(Records that describe figures)

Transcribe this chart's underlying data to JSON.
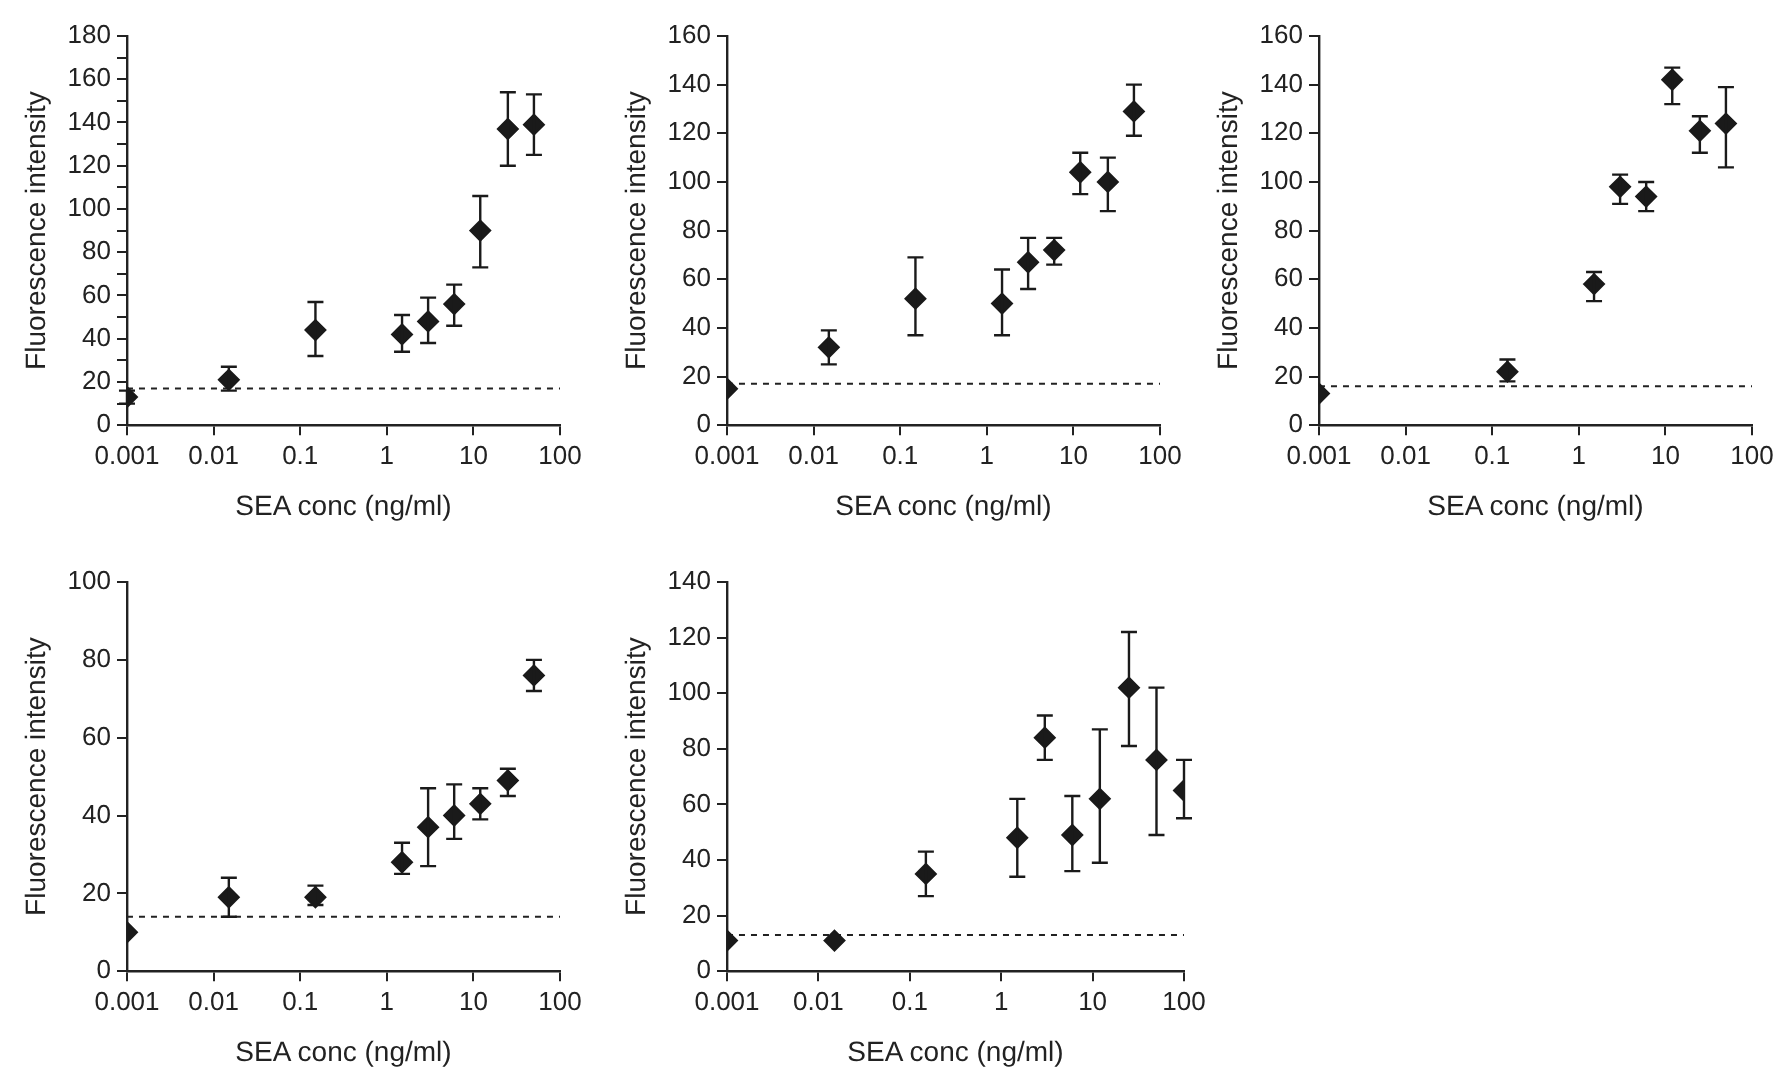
{
  "chart_data": [
    {
      "type": "scatter",
      "xlabel": "SEA conc (ng/ml)",
      "ylabel": "Fluorescence intensity",
      "log": "x",
      "marker": "diamond",
      "color": "#1a1a1a",
      "grid": false,
      "legend": false,
      "xlim": [
        0.001,
        100
      ],
      "xticks": [
        0.001,
        0.01,
        0.1,
        1,
        10,
        100
      ],
      "ylim": [
        0,
        180
      ],
      "yticks": [
        0,
        {
          "value": 10,
          "label": null
        },
        20,
        {
          "value": 30,
          "label": null
        },
        40,
        {
          "value": 50,
          "label": null
        },
        60,
        {
          "value": 70,
          "label": null
        },
        80,
        {
          "value": 90,
          "label": null
        },
        100,
        {
          "value": 110,
          "label": null
        },
        120,
        {
          "value": 130,
          "label": null
        },
        140,
        {
          "value": 150,
          "label": null
        },
        160,
        {
          "value": 170,
          "label": null
        },
        180
      ],
      "x": [
        0.001,
        0.015,
        0.15,
        1.5,
        3,
        6,
        12,
        25,
        50
      ],
      "values": [
        13,
        21,
        44,
        42,
        48,
        56,
        90,
        137,
        139
      ],
      "errors": [
        [
          10,
          16
        ],
        [
          16,
          27
        ],
        [
          32,
          57
        ],
        [
          34,
          51
        ],
        [
          38,
          59
        ],
        [
          46,
          65
        ],
        [
          73,
          106
        ],
        [
          120,
          154
        ],
        [
          125,
          153
        ]
      ],
      "ref_lines": [
        {
          "axis": "y",
          "value": 17,
          "line_style": "dashed"
        }
      ]
    },
    {
      "type": "scatter",
      "xlabel": "SEA conc (ng/ml)",
      "ylabel": "Fluorescence intensity",
      "log": "x",
      "marker": "diamond",
      "color": "#1a1a1a",
      "grid": false,
      "legend": false,
      "xlim": [
        0.001,
        100
      ],
      "xticks": [
        0.001,
        0.01,
        0.1,
        1,
        10,
        100
      ],
      "ylim": [
        0,
        160
      ],
      "yticks": [
        0,
        20,
        40,
        60,
        80,
        100,
        120,
        140,
        160
      ],
      "x": [
        0.001,
        0.015,
        0.15,
        1.5,
        3,
        6,
        12,
        25,
        50
      ],
      "values": [
        15,
        32,
        52,
        50,
        67,
        72,
        104,
        100,
        129
      ],
      "errors": [
        null,
        [
          25,
          39
        ],
        [
          37,
          69
        ],
        [
          37,
          64
        ],
        [
          56,
          77
        ],
        [
          66,
          77
        ],
        [
          95,
          112
        ],
        [
          88,
          110
        ],
        [
          119,
          140
        ]
      ],
      "ref_lines": [
        {
          "axis": "y",
          "value": 17,
          "line_style": "dashed"
        }
      ]
    },
    {
      "type": "scatter",
      "xlabel": "SEA conc (ng/ml)",
      "ylabel": "Fluorescence intensity",
      "log": "x",
      "marker": "diamond",
      "color": "#1a1a1a",
      "grid": false,
      "legend": false,
      "xlim": [
        0.001,
        100
      ],
      "xticks": [
        0.001,
        0.01,
        0.1,
        1,
        10,
        100
      ],
      "ylim": [
        0,
        160
      ],
      "yticks": [
        0,
        20,
        40,
        60,
        80,
        100,
        120,
        140,
        160
      ],
      "x": [
        0.001,
        0.15,
        1.5,
        3,
        6,
        12,
        25,
        50
      ],
      "values": [
        13,
        22,
        58,
        98,
        94,
        142,
        121,
        124
      ],
      "errors": [
        null,
        [
          18,
          27
        ],
        [
          51,
          63
        ],
        [
          91,
          103
        ],
        [
          88,
          100
        ],
        [
          132,
          147
        ],
        [
          112,
          127
        ],
        [
          106,
          139
        ]
      ],
      "ref_lines": [
        {
          "axis": "y",
          "value": 16,
          "line_style": "dashed"
        }
      ]
    },
    {
      "type": "scatter",
      "xlabel": "SEA conc (ng/ml)",
      "ylabel": "Fluorescence intensity",
      "log": "x",
      "marker": "diamond",
      "color": "#1a1a1a",
      "grid": false,
      "legend": false,
      "xlim": [
        0.001,
        100
      ],
      "xticks": [
        0.001,
        0.01,
        0.1,
        1,
        10,
        100
      ],
      "ylim": [
        0,
        100
      ],
      "yticks": [
        0,
        20,
        40,
        60,
        80,
        100
      ],
      "x": [
        0.001,
        0.015,
        0.15,
        1.5,
        3,
        6,
        12,
        25,
        50
      ],
      "values": [
        10,
        19,
        19,
        28,
        37,
        40,
        43,
        49,
        76
      ],
      "errors": [
        null,
        [
          14,
          24
        ],
        [
          17,
          22
        ],
        [
          25,
          33
        ],
        [
          27,
          47
        ],
        [
          34,
          48
        ],
        [
          39,
          47
        ],
        [
          45,
          52
        ],
        [
          72,
          80
        ]
      ],
      "ref_lines": [
        {
          "axis": "y",
          "value": 14,
          "line_style": "dashed"
        }
      ]
    },
    {
      "type": "scatter",
      "xlabel": "SEA conc (ng/ml)",
      "ylabel": "Fluorescence intensity",
      "log": "x",
      "marker": "diamond",
      "color": "#1a1a1a",
      "grid": false,
      "legend": false,
      "xlim": [
        0.001,
        100
      ],
      "xticks": [
        0.001,
        0.01,
        0.1,
        1,
        10,
        100
      ],
      "ylim": [
        0,
        140
      ],
      "yticks": [
        0,
        20,
        40,
        60,
        80,
        100,
        120,
        140
      ],
      "x": [
        0.001,
        0.015,
        0.15,
        1.5,
        3,
        6,
        12,
        25,
        50,
        100
      ],
      "values": [
        11,
        11,
        35,
        48,
        84,
        49,
        62,
        102,
        76,
        65
      ],
      "errors": [
        null,
        null,
        [
          27,
          43
        ],
        [
          34,
          62
        ],
        [
          76,
          92
        ],
        [
          36,
          63
        ],
        [
          39,
          87
        ],
        [
          81,
          122
        ],
        [
          49,
          102
        ],
        [
          55,
          76
        ]
      ],
      "ref_lines": [
        {
          "axis": "y",
          "value": 13,
          "line_style": "dashed"
        }
      ]
    }
  ]
}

Your instructions - Keep the pictures out of your copy, and repeat every entry above exactly.

Task output -
Transcribe this chart's underlying data to JSON.
{
  "chart_data": [
    {
      "type": "scatter",
      "xlabel": "SEA conc (ng/ml)",
      "ylabel": "Fluorescence intensity",
      "log": "x",
      "marker": "diamond",
      "color": "#1a1a1a",
      "grid": false,
      "legend": false,
      "xlim": [
        0.001,
        100
      ],
      "xticks": [
        0.001,
        0.01,
        0.1,
        1,
        10,
        100
      ],
      "ylim": [
        0,
        180
      ],
      "yticks": [
        0,
        {
          "value": 10,
          "label": null
        },
        20,
        {
          "value": 30,
          "label": null
        },
        40,
        {
          "value": 50,
          "label": null
        },
        60,
        {
          "value": 70,
          "label": null
        },
        80,
        {
          "value": 90,
          "label": null
        },
        100,
        {
          "value": 110,
          "label": null
        },
        120,
        {
          "value": 130,
          "label": null
        },
        140,
        {
          "value": 150,
          "label": null
        },
        160,
        {
          "value": 170,
          "label": null
        },
        180
      ],
      "x": [
        0.001,
        0.015,
        0.15,
        1.5,
        3,
        6,
        12,
        25,
        50
      ],
      "values": [
        13,
        21,
        44,
        42,
        48,
        56,
        90,
        137,
        139
      ],
      "errors": [
        [
          10,
          16
        ],
        [
          16,
          27
        ],
        [
          32,
          57
        ],
        [
          34,
          51
        ],
        [
          38,
          59
        ],
        [
          46,
          65
        ],
        [
          73,
          106
        ],
        [
          120,
          154
        ],
        [
          125,
          153
        ]
      ],
      "ref_lines": [
        {
          "axis": "y",
          "value": 17,
          "line_style": "dashed"
        }
      ]
    },
    {
      "type": "scatter",
      "xlabel": "SEA conc (ng/ml)",
      "ylabel": "Fluorescence intensity",
      "log": "x",
      "marker": "diamond",
      "color": "#1a1a1a",
      "grid": false,
      "legend": false,
      "xlim": [
        0.001,
        100
      ],
      "xticks": [
        0.001,
        0.01,
        0.1,
        1,
        10,
        100
      ],
      "ylim": [
        0,
        160
      ],
      "yticks": [
        0,
        20,
        40,
        60,
        80,
        100,
        120,
        140,
        160
      ],
      "x": [
        0.001,
        0.015,
        0.15,
        1.5,
        3,
        6,
        12,
        25,
        50
      ],
      "values": [
        15,
        32,
        52,
        50,
        67,
        72,
        104,
        100,
        129
      ],
      "errors": [
        null,
        [
          25,
          39
        ],
        [
          37,
          69
        ],
        [
          37,
          64
        ],
        [
          56,
          77
        ],
        [
          66,
          77
        ],
        [
          95,
          112
        ],
        [
          88,
          110
        ],
        [
          119,
          140
        ]
      ],
      "ref_lines": [
        {
          "axis": "y",
          "value": 17,
          "line_style": "dashed"
        }
      ]
    },
    {
      "type": "scatter",
      "xlabel": "SEA conc (ng/ml)",
      "ylabel": "Fluorescence intensity",
      "log": "x",
      "marker": "diamond",
      "color": "#1a1a1a",
      "grid": false,
      "legend": false,
      "xlim": [
        0.001,
        100
      ],
      "xticks": [
        0.001,
        0.01,
        0.1,
        1,
        10,
        100
      ],
      "ylim": [
        0,
        160
      ],
      "yticks": [
        0,
        20,
        40,
        60,
        80,
        100,
        120,
        140,
        160
      ],
      "x": [
        0.001,
        0.15,
        1.5,
        3,
        6,
        12,
        25,
        50
      ],
      "values": [
        13,
        22,
        58,
        98,
        94,
        142,
        121,
        124
      ],
      "errors": [
        null,
        [
          18,
          27
        ],
        [
          51,
          63
        ],
        [
          91,
          103
        ],
        [
          88,
          100
        ],
        [
          132,
          147
        ],
        [
          112,
          127
        ],
        [
          106,
          139
        ]
      ],
      "ref_lines": [
        {
          "axis": "y",
          "value": 16,
          "line_style": "dashed"
        }
      ]
    },
    {
      "type": "scatter",
      "xlabel": "SEA conc (ng/ml)",
      "ylabel": "Fluorescence intensity",
      "log": "x",
      "marker": "diamond",
      "color": "#1a1a1a",
      "grid": false,
      "legend": false,
      "xlim": [
        0.001,
        100
      ],
      "xticks": [
        0.001,
        0.01,
        0.1,
        1,
        10,
        100
      ],
      "ylim": [
        0,
        100
      ],
      "yticks": [
        0,
        20,
        40,
        60,
        80,
        100
      ],
      "x": [
        0.001,
        0.015,
        0.15,
        1.5,
        3,
        6,
        12,
        25,
        50
      ],
      "values": [
        10,
        19,
        19,
        28,
        37,
        40,
        43,
        49,
        76
      ],
      "errors": [
        null,
        [
          14,
          24
        ],
        [
          17,
          22
        ],
        [
          25,
          33
        ],
        [
          27,
          47
        ],
        [
          34,
          48
        ],
        [
          39,
          47
        ],
        [
          45,
          52
        ],
        [
          72,
          80
        ]
      ],
      "ref_lines": [
        {
          "axis": "y",
          "value": 14,
          "line_style": "dashed"
        }
      ]
    },
    {
      "type": "scatter",
      "xlabel": "SEA conc (ng/ml)",
      "ylabel": "Fluorescence intensity",
      "log": "x",
      "marker": "diamond",
      "color": "#1a1a1a",
      "grid": false,
      "legend": false,
      "xlim": [
        0.001,
        100
      ],
      "xticks": [
        0.001,
        0.01,
        0.1,
        1,
        10,
        100
      ],
      "ylim": [
        0,
        140
      ],
      "yticks": [
        0,
        20,
        40,
        60,
        80,
        100,
        120,
        140
      ],
      "x": [
        0.001,
        0.015,
        0.15,
        1.5,
        3,
        6,
        12,
        25,
        50,
        100
      ],
      "values": [
        11,
        11,
        35,
        48,
        84,
        49,
        62,
        102,
        76,
        65
      ],
      "errors": [
        null,
        null,
        [
          27,
          43
        ],
        [
          34,
          62
        ],
        [
          76,
          92
        ],
        [
          36,
          63
        ],
        [
          39,
          87
        ],
        [
          81,
          122
        ],
        [
          49,
          102
        ],
        [
          55,
          76
        ]
      ],
      "ref_lines": [
        {
          "axis": "y",
          "value": 13,
          "line_style": "dashed"
        }
      ]
    }
  ]
}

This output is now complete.